Unincorporated community in Pennsylvania, US

Wickerham Manor-Fisher is a census-designated place (CDP) in Carroll Township, Washington County, Pennsylvania, United States. The population was 1,728 at the 2010 census.

==Geography==
Wickerham Manor-Fisher is located at (40.175160, -79.904484).

According to the United States Census Bureau, the CDP has a total area of 2.2 sqmi, all of it land.

==Demographics==
At the 2000 census there were 1,783 people, 698 households, and 526 families living in the CDP. The population density was 828.4 PD/sqmi. There were 723 housing units at an average density of 335.9 /sqmi. The racial makeup of the CDP was 97.31% White, 1.35% African American, 0.22% Asian, 0.17% Pacific Islander, 0.62% from other races, and 0.34% from two or more races. Hispanic or Latino of any race were 0.34%.

Of the 698 households 23.9% had children under the age of 18 living with them, 63.9% were married couples living together, 7.2% had a female householder with no husband present, and 24.6% were non-families. 22.3% of households were one person and 15.9% were one person aged 65 or older. The average household size was 2.39 and the average family size was 2.79.

The age distribution was 17.6% under the age of 18, 3.8% from 18 to 24, 20.6% from 25 to 44, 25.8% from 45 to 64, and 32.2% 65 or older. The median age was 50 years. For every 100 females, there were 86.9 males. For every 100 females age 18 and over, there were 82.4 males.

The median household income was $45,263 and the median family income was $54,250. Males had a median income of $37,202 versus $26,576 for females. The per capita income for the CDP was $23,781. About 4.1% of families and 7.3% of the population were below the poverty line, including none of those under age 18 and 11.4% of those age 65 or over.

==Education==
It is in the Ringgold School District.

- REQUIRED ACTION 1:
Reproduce everything in the Wickerham Manor-Fisher article from "The age distribution" down to "65 or over.".
- REQUIRED ACTION 2:
For each statement below, say whether the Wickerham Manor-Fisher article agrees with it, answering yes or no and quoting the deciding words of the article: (a) The CDP lies in Carroll Township, Washington County. (b) Part of the CDP's total area is water. (c) The median age at the 2000 census was 45 years.

- DATASET CONTENT:

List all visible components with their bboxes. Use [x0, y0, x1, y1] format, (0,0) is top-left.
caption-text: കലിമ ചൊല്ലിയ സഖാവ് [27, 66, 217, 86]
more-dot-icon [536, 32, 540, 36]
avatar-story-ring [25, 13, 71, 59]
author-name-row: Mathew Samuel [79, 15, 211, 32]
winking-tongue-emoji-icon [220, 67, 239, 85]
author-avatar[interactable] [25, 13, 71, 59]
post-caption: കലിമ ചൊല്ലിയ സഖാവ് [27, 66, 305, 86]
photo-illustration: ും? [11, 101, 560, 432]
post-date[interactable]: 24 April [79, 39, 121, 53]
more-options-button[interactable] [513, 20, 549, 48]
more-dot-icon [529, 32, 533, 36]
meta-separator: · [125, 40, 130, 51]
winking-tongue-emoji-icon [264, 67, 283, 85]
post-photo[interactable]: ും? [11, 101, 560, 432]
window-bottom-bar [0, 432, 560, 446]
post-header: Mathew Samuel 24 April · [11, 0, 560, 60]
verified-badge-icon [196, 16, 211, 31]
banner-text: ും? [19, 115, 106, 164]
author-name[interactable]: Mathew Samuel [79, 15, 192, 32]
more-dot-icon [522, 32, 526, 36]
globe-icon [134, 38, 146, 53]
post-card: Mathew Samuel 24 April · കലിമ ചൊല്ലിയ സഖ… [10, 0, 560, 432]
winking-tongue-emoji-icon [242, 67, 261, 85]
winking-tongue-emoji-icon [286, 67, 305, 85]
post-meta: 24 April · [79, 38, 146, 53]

- RESPONSE 1:
The age distribution was 17.6% under the age of 18, 3.8% from 18 to 24, 20.6% from 25 to 44, 25.8% from 45 to 64, and 32.2% 65 or older. The median age was 50 years. For every 100 females, there were 86.9 males. For every 100 females age 18 and over, there were 82.4 males.

The median household income was $45,263 and the median family income was $54,250. Males had a median income of $37,202 versus $26,576 for females. The per capita income for the CDP was $23,781. About 4.1% of families and 7.3% of the population were below the poverty line, including none of those under age 18 and 11.4% of those age 65 or over.

- RESPONSE 2:
(a) Yes: "in Carroll Township, Washington County, Pennsylvania, United States"
(b) No: "a total area of 2.2 sqmi, all of it land"
(c) No: "The median age was 50 years."